**Data listing:**
** Start **
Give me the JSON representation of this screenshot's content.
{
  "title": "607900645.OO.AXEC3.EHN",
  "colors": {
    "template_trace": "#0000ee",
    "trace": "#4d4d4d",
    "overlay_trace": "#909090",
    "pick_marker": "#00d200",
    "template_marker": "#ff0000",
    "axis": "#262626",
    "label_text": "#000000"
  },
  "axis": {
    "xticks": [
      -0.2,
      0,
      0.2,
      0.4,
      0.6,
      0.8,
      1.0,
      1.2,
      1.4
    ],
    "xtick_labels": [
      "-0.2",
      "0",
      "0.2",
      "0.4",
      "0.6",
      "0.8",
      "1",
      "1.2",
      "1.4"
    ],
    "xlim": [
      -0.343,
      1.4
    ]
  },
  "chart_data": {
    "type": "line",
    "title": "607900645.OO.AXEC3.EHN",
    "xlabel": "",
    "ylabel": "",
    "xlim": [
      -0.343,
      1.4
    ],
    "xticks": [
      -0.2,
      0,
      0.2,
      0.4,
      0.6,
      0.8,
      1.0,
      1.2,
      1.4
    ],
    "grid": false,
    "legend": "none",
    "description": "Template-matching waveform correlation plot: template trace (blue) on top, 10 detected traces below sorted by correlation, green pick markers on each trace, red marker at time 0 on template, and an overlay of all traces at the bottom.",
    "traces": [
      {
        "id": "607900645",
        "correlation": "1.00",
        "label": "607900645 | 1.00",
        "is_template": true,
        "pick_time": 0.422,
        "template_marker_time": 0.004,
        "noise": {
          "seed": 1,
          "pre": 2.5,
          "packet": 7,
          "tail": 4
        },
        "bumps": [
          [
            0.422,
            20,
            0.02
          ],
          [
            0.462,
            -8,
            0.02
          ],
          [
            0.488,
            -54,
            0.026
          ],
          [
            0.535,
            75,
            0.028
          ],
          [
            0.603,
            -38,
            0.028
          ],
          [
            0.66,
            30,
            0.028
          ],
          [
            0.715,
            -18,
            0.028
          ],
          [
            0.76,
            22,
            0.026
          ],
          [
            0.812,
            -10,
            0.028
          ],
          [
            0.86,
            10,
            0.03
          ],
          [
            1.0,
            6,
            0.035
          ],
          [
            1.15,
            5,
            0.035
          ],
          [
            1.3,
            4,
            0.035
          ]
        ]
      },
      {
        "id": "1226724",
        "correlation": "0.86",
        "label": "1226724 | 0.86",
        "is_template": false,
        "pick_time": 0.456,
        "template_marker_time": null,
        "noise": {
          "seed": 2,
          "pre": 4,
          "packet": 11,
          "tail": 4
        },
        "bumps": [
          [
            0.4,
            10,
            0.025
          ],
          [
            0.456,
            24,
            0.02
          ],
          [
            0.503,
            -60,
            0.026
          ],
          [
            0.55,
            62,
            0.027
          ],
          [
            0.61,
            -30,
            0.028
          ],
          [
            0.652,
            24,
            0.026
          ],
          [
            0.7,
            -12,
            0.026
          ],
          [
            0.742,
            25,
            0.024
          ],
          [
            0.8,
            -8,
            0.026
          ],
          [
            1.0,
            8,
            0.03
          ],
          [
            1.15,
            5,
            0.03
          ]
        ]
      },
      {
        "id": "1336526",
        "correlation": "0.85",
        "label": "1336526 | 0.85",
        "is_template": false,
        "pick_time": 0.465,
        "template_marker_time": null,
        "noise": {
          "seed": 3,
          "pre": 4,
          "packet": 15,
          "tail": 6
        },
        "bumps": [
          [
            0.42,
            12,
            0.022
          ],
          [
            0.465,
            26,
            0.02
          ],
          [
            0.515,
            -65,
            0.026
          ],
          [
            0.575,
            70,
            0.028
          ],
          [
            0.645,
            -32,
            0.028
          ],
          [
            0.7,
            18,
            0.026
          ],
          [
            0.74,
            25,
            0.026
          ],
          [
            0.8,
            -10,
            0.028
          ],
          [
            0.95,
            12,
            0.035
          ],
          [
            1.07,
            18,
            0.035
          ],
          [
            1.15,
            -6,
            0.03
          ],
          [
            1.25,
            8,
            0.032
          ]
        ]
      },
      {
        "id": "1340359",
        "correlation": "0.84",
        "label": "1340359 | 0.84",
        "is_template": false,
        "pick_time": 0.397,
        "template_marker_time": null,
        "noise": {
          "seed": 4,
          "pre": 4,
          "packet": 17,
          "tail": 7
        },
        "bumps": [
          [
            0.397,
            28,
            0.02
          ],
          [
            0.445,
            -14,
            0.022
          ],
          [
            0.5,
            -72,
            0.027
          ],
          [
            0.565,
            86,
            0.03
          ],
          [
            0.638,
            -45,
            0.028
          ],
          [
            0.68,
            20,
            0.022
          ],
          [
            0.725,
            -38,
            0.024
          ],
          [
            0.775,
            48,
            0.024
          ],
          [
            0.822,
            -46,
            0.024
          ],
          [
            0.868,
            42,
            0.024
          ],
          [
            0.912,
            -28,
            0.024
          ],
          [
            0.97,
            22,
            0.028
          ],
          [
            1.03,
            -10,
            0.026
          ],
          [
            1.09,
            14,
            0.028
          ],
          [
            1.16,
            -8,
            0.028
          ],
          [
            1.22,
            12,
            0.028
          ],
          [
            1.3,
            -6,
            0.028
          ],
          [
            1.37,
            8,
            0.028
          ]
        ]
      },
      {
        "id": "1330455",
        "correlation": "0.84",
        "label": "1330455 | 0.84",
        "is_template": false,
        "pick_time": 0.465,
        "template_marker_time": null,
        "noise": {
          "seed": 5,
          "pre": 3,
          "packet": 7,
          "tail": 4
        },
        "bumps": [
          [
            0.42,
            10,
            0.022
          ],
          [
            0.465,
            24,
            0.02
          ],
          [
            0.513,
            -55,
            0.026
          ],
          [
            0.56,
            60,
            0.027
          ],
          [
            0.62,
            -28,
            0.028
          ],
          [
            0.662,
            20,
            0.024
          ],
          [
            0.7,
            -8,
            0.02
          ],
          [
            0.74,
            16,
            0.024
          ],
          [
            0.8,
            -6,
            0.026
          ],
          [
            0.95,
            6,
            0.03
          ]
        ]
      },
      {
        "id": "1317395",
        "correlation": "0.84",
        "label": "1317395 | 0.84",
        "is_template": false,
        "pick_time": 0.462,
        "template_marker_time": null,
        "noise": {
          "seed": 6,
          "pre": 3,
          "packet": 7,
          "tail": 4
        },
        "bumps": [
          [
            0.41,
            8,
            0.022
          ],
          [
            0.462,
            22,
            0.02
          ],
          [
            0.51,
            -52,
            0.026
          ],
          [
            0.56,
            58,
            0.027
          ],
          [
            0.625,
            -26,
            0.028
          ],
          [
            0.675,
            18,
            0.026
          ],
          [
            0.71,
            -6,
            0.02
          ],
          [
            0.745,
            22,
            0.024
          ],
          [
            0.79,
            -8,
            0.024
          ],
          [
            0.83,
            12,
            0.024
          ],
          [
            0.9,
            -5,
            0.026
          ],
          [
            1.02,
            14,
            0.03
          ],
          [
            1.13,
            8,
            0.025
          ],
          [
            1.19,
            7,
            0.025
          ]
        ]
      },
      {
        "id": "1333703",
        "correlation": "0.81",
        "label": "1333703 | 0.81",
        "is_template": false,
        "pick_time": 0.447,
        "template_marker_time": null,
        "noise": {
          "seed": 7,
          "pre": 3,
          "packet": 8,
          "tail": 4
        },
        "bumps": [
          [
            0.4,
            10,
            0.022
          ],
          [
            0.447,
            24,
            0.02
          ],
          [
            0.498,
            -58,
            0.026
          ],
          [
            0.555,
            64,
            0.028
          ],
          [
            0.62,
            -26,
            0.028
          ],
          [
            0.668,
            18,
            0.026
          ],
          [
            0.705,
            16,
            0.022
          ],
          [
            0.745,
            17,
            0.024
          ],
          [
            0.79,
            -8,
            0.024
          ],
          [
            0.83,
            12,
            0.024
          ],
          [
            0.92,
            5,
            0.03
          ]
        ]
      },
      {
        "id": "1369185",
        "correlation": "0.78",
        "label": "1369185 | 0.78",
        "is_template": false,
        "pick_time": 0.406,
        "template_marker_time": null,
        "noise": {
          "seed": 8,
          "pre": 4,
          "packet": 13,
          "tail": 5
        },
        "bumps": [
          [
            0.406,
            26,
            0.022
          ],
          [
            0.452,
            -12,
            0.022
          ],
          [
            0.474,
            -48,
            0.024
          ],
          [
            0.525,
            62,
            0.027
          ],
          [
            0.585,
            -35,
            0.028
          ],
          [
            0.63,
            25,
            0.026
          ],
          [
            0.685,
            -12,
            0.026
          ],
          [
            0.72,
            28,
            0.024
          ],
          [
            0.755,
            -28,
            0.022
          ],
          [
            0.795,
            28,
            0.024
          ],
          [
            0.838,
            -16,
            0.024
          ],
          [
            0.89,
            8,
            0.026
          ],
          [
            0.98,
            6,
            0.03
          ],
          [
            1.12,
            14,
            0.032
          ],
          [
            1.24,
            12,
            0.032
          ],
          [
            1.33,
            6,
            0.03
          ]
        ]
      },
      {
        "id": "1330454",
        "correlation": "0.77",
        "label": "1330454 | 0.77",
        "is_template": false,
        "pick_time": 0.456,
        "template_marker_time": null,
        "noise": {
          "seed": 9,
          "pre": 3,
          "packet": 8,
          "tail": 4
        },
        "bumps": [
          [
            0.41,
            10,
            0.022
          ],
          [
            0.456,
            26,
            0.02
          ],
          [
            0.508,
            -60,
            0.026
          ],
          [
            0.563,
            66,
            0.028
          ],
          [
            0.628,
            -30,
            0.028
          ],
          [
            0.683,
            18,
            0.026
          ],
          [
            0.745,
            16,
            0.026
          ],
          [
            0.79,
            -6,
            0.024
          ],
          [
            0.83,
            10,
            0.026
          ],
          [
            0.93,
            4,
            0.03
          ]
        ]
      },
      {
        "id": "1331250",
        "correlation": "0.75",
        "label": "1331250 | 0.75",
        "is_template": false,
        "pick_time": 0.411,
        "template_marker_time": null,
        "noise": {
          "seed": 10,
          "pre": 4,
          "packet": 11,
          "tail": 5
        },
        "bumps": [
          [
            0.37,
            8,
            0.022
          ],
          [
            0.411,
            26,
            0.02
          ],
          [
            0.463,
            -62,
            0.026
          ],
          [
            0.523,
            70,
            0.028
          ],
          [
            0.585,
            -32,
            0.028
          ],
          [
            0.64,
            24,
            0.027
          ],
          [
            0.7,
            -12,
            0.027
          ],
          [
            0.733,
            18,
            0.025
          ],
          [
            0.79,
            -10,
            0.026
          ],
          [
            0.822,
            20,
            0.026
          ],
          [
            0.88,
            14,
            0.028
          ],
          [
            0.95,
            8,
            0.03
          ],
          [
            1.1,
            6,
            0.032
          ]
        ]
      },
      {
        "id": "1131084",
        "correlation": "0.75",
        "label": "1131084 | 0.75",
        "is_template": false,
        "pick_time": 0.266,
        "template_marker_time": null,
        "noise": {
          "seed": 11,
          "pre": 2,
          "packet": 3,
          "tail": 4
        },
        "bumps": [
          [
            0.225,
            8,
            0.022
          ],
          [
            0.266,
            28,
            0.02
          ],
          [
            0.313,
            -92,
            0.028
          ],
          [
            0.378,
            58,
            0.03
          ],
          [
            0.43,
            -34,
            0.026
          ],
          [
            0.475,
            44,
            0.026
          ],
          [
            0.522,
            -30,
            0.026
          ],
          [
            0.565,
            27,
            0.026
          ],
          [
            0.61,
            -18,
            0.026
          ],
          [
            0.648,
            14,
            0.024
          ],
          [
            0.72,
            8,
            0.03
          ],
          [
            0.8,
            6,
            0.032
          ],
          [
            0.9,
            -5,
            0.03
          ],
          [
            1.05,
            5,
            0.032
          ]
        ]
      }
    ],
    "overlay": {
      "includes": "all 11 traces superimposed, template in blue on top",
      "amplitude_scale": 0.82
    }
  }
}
** End **
**Task:** Go through the listing above and list every line that has the word "traces".

**Right answer:**
    "description": "Template-matching waveform correlation plot: template trace (blue) on top, 10 detected traces below sorted by correlation, green pick markers on each trace, red marker at time 0 on template, and an overlay of all traces at the bottom.",
    "traces": [
      "includes": "all 11 traces superimposed, template in blue on top",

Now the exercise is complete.